Your goal: Restate the whole listing word for word. Pictures are left out.

Supplied entries:
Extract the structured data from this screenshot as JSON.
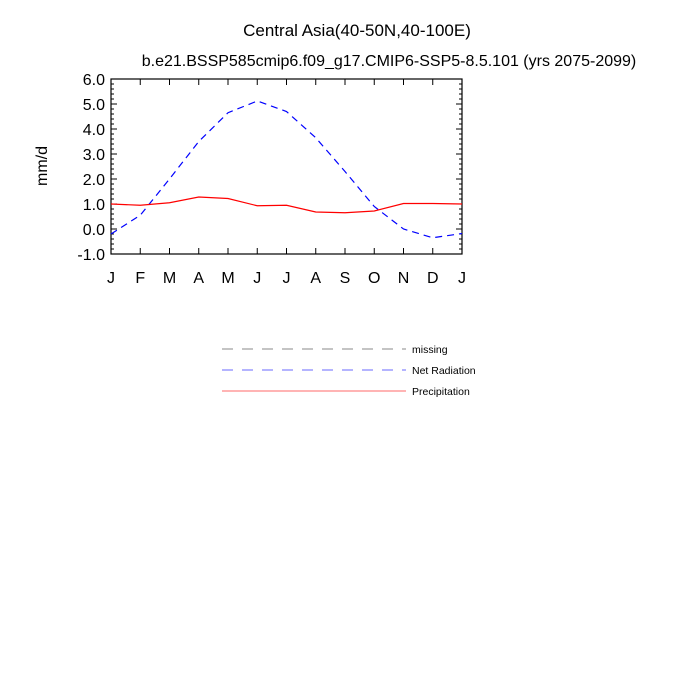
{
  "chart_data": {
    "type": "line",
    "title": "Central Asia(40-50N,40-100E)",
    "subtitle": "b.e21.BSSP585cmip6.f09_g17.CMIP6-SSP5-8.5.101 (yrs 2075-2099)",
    "xlabel": "",
    "ylabel": "mm/d",
    "categories": [
      "J",
      "F",
      "M",
      "A",
      "M",
      "J",
      "J",
      "A",
      "S",
      "O",
      "N",
      "D",
      "J"
    ],
    "ylim": [
      -1.0,
      6.0
    ],
    "yticks": [
      -1.0,
      0.0,
      1.0,
      2.0,
      3.0,
      4.0,
      5.0,
      6.0
    ],
    "ytick_labels": [
      "-1.0",
      "0.0",
      "1.0",
      "2.0",
      "3.0",
      "4.0",
      "5.0",
      "6.0"
    ],
    "grid": false,
    "legend_position": "below",
    "series": [
      {
        "name": "Net Radiation",
        "color": "#0000ff",
        "style": "dashed",
        "values": [
          -0.2,
          0.55,
          2.0,
          3.5,
          4.65,
          5.12,
          4.7,
          3.65,
          2.3,
          0.9,
          0.0,
          -0.35,
          -0.18
        ]
      },
      {
        "name": "Precipitation",
        "color": "#ff0000",
        "style": "solid",
        "values": [
          1.0,
          0.95,
          1.05,
          1.28,
          1.22,
          0.93,
          0.95,
          0.68,
          0.65,
          0.72,
          1.02,
          1.02,
          1.0
        ]
      }
    ],
    "legend": [
      {
        "label": "missing",
        "color": "#888888",
        "style": "dashed"
      },
      {
        "label": "Net Radiation",
        "color": "#6a6aff",
        "style": "dashed"
      },
      {
        "label": "Precipitation",
        "color": "#ff6a6a",
        "style": "solid"
      }
    ]
  }
}
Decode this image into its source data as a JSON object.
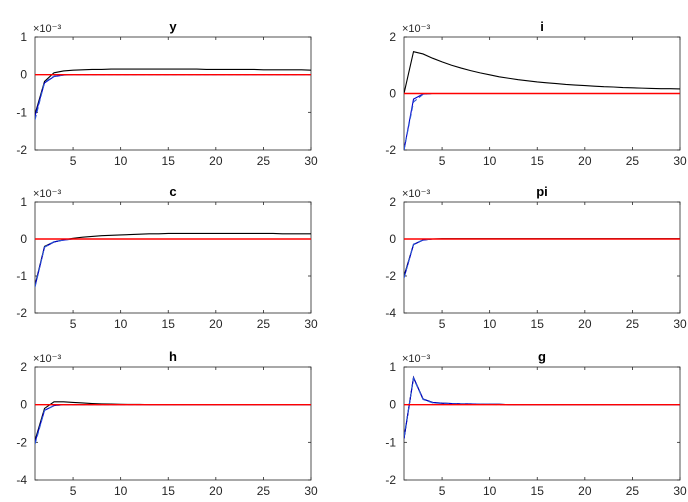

Exercise result:
Extract the structured data from this screenshot as JSON.
{
  "chart_data": {
    "type": "line",
    "title": "Central Asia(40-50N,40-100E)",
    "subtitle": "b.e21.BSSP585cmip6.f09_g17.CMIP6-SSP5-8.5.101 (yrs 2075-2099)",
    "xlabel": "",
    "ylabel": "mm/d",
    "categories": [
      "J",
      "F",
      "M",
      "A",
      "M",
      "J",
      "J",
      "A",
      "S",
      "O",
      "N",
      "D",
      "J"
    ],
    "ylim": [
      -1.0,
      6.0
    ],
    "yticks": [
      -1.0,
      0.0,
      1.0,
      2.0,
      3.0,
      4.0,
      5.0,
      6.0
    ],
    "ytick_labels": [
      "-1.0",
      "0.0",
      "1.0",
      "2.0",
      "3.0",
      "4.0",
      "5.0",
      "6.0"
    ],
    "grid": false,
    "legend_position": "below",
    "series": [
      {
        "name": "Net Radiation",
        "color": "#0000ff",
        "style": "dashed",
        "values": [
          -0.2,
          0.55,
          2.0,
          3.5,
          4.65,
          5.12,
          4.7,
          3.65,
          2.3,
          0.9,
          0.0,
          -0.35,
          -0.18
        ]
      },
      {
        "name": "Precipitation",
        "color": "#ff0000",
        "style": "solid",
        "values": [
          1.0,
          0.95,
          1.05,
          1.28,
          1.22,
          0.93,
          0.95,
          0.68,
          0.65,
          0.72,
          1.02,
          1.02,
          1.0
        ]
      }
    ],
    "legend": [
      {
        "label": "missing",
        "color": "#888888",
        "style": "dashed"
      },
      {
        "label": "Net Radiation",
        "color": "#6a6aff",
        "style": "dashed"
      },
      {
        "label": "Precipitation",
        "color": "#ff6a6a",
        "style": "solid"
      }
    ]
  }
}
Decode this image into its source data as a JSON object.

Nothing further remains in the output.